(Some records)
---
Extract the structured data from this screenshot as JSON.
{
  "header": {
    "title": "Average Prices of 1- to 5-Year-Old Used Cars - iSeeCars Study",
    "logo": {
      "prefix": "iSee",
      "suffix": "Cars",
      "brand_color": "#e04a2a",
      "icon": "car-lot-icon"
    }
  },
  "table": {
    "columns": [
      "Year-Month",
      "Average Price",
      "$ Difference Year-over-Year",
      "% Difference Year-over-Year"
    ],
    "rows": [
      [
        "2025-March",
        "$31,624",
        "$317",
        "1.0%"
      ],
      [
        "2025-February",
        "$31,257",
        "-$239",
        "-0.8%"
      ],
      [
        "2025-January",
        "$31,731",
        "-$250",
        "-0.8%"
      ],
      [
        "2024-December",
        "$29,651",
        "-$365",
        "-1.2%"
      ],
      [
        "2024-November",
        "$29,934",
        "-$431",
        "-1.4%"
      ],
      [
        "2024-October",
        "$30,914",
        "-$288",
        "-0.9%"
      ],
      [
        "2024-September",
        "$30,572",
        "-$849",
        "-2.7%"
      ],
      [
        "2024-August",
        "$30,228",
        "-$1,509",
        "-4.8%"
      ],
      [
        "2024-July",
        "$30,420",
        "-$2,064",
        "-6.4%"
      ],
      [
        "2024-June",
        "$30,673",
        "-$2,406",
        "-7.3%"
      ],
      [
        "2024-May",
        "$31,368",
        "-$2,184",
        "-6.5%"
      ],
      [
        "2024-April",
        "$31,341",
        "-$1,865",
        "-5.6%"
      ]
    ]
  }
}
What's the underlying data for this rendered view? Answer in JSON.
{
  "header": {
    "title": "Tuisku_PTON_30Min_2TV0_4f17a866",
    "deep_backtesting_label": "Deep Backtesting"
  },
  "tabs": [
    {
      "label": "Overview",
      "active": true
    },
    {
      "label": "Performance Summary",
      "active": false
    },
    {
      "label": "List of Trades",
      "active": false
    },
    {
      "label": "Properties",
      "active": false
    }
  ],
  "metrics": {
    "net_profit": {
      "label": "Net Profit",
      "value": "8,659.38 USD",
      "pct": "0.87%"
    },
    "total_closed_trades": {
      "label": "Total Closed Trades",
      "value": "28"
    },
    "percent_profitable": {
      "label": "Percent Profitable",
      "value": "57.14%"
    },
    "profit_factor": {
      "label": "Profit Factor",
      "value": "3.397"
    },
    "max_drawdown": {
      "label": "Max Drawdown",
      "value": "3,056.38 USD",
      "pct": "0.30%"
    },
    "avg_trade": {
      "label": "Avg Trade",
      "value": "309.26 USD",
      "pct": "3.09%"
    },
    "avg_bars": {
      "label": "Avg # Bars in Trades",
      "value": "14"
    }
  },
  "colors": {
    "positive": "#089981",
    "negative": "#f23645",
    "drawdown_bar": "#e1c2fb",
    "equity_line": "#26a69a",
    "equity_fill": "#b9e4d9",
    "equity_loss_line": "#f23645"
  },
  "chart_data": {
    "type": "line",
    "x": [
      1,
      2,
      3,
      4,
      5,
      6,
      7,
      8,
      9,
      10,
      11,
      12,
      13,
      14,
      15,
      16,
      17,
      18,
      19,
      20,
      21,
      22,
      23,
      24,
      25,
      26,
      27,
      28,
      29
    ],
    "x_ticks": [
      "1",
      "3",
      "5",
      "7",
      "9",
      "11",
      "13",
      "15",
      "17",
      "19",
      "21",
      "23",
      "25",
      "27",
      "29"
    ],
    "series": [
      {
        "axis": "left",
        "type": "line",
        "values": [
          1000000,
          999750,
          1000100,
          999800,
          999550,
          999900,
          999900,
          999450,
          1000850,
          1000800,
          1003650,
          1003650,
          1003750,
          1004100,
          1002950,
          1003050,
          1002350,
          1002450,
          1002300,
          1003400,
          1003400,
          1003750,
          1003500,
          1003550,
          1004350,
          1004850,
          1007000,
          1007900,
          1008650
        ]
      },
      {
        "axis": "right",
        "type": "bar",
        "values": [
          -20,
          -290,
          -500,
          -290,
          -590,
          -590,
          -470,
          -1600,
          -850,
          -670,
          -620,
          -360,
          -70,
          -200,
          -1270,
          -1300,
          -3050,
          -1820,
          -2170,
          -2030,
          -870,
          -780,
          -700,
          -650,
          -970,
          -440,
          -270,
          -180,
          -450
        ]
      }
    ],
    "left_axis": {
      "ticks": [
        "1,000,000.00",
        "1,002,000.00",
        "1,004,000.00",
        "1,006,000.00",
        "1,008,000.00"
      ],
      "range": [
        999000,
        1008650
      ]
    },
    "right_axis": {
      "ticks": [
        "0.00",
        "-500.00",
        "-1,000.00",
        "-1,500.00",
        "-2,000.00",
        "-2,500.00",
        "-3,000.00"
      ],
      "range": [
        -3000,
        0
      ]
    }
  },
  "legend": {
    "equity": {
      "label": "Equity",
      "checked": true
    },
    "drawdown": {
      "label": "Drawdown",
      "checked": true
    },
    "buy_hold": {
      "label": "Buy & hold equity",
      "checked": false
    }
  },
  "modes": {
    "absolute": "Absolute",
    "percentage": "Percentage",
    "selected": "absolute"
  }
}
---
> **CHALLENGE**: Identify the lines that contain the string "absolute", and copy every one of them.

> **ANSWER TO THIS TASK**:
    "absolute": "Absolute",
    "selected": "absolute"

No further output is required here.